Dataset records:
────────────────────
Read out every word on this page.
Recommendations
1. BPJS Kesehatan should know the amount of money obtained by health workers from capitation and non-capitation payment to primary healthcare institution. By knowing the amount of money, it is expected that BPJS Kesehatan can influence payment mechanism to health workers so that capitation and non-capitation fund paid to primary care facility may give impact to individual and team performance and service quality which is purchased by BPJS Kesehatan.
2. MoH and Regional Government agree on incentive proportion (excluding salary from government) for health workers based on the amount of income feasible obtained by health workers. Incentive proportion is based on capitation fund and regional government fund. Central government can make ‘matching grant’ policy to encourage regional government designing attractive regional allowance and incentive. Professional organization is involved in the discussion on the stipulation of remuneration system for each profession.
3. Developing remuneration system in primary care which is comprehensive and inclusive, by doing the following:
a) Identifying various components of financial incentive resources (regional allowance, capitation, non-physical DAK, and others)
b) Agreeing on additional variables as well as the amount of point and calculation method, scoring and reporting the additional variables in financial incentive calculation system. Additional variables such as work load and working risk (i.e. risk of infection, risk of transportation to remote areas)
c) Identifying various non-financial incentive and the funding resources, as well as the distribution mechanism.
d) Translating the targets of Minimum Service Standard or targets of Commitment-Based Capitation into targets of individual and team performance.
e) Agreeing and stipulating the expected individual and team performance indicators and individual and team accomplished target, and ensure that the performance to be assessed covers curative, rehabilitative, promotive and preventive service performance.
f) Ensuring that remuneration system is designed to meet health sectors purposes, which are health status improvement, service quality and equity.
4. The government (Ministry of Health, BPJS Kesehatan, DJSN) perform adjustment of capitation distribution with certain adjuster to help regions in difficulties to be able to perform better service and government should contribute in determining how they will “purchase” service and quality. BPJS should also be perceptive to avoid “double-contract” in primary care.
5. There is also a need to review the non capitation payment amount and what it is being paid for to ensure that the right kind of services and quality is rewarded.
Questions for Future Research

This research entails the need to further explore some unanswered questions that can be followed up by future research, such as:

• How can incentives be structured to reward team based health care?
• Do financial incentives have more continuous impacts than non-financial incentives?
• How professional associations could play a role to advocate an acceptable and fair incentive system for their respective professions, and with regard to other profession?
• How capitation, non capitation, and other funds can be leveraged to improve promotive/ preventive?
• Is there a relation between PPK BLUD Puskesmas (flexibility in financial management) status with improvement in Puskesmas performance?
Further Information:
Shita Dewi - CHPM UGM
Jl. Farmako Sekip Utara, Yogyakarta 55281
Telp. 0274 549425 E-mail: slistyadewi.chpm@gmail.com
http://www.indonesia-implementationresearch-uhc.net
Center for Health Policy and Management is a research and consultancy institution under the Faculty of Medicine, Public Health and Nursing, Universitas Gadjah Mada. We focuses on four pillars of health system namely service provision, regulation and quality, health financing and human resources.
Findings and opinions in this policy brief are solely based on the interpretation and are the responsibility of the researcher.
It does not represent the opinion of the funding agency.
────────────────────
Output each record exactly, leaving nothing out.

Read out every word on this page.
Recommendations
1. BPJS Kesehatan should know the amount of money obtained by health workers from capitation and non-capitation payment to primary healthcare institution. By knowing the amount of money, it is expected that BPJS Kesehatan can influence payment mechanism to health workers so that capitation and non-capitation fund paid to primary care facility may give impact to individual and team performance and service quality which is purchased by BPJS Kesehatan.
2. MoH and Regional Government agree on incentive proportion (excluding salary from government) for health workers based on the amount of income feasible obtained by health workers. Incentive proportion is based on capitation fund and regional government fund. Central government can make ‘matching grant’ policy to encourage regional government designing attractive regional allowance and incentive. Professional organization is involved in the discussion on the stipulation of remuneration system for each profession.
3. Developing remuneration system in primary care which is comprehensive and inclusive, by doing the following:
a) Identifying various components of financial incentive resources (regional allowance, capitation, non-physical DAK, and others)
b) Agreeing on additional variables as well as the amount of point and calculation method, scoring and reporting the additional variables in financial incentive calculation system. Additional variables such as work load and working risk (i.e. risk of infection, risk of transportation to remote areas)
c) Identifying various non-financial incentive and the funding resources, as well as the distribution mechanism.
d) Translating the targets of Minimum Service Standard or targets of Commitment-Based Capitation into targets of individual and team performance.
e) Agreeing and stipulating the expected individual and team performance indicators and individual and team accomplished target, and ensure that the performance to be assessed covers curative, rehabilitative, promotive and preventive service performance.
f) Ensuring that remuneration system is designed to meet health sectors purposes, which are health status improvement, service quality and equity.
4. The government (Ministry of Health, BPJS Kesehatan, DJSN) perform adjustment of capitation distribution with certain adjuster to help regions in difficulties to be able to perform better service and government should contribute in determining how they will “purchase” service and quality. BPJS should also be perceptive to avoid “double-contract” in primary care.
5. There is also a need to review the non capitation payment amount and what it is being paid for to ensure that the right kind of services and quality is rewarded.
Questions for Future Research

This research entails the need to further explore some unanswered questions that can be followed up by future research, such as:

• How can incentives be structured to reward team based health care?
• Do financial incentives have more continuous impacts than non-financial incentives?
• How professional associations could play a role to advocate an acceptable and fair incentive system for their respective professions, and with regard to other profession?
• How capitation, non capitation, and other funds can be leveraged to improve promotive/ preventive?
• Is there a relation between PPK BLUD Puskesmas (flexibility in financial management) status with improvement in Puskesmas performance?
Further Information:
Shita Dewi - CHPM UGM
Jl. Farmako Sekip Utara, Yogyakarta 55281
Telp. 0274 549425 E-mail: slistyadewi.chpm@gmail.com
http://www.indonesia-implementationresearch-uhc.net
Center for Health Policy and Management is a research and consultancy institution under the Faculty of Medicine, Public Health and Nursing, Universitas Gadjah Mada. We focuses on four pillars of health system namely service provision, regulation and quality, health financing and human resources.
Findings and opinions in this policy brief are solely based on the interpretation and are the responsibility of the researcher.
It does not represent the opinion of the funding agency.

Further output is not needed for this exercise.